** Your goal **
Count the lines containing "author" in the entries underneath, and state that count without anything else.

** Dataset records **
● ● ●
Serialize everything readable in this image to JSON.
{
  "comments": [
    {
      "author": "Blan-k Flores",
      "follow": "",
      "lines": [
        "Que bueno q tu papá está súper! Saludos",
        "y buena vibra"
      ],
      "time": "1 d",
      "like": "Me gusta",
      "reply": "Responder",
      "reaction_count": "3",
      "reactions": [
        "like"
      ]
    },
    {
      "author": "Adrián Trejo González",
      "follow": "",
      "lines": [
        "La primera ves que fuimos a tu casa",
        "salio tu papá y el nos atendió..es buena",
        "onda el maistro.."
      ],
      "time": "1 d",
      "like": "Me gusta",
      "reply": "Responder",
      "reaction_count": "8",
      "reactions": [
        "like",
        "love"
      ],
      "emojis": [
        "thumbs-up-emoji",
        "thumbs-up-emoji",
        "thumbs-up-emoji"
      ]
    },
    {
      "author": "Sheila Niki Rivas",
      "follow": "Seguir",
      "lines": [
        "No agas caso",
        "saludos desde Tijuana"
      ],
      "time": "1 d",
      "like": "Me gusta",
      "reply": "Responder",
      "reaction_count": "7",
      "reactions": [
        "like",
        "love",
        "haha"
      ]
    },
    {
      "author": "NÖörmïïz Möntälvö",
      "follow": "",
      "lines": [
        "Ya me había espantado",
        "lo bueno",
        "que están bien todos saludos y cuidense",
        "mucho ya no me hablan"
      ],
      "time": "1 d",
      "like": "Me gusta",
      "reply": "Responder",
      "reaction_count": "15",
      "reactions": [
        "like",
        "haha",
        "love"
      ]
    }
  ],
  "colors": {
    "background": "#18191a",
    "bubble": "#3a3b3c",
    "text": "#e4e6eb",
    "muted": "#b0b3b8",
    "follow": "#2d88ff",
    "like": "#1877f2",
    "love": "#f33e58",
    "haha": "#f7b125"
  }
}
● ● ●
** Result **
4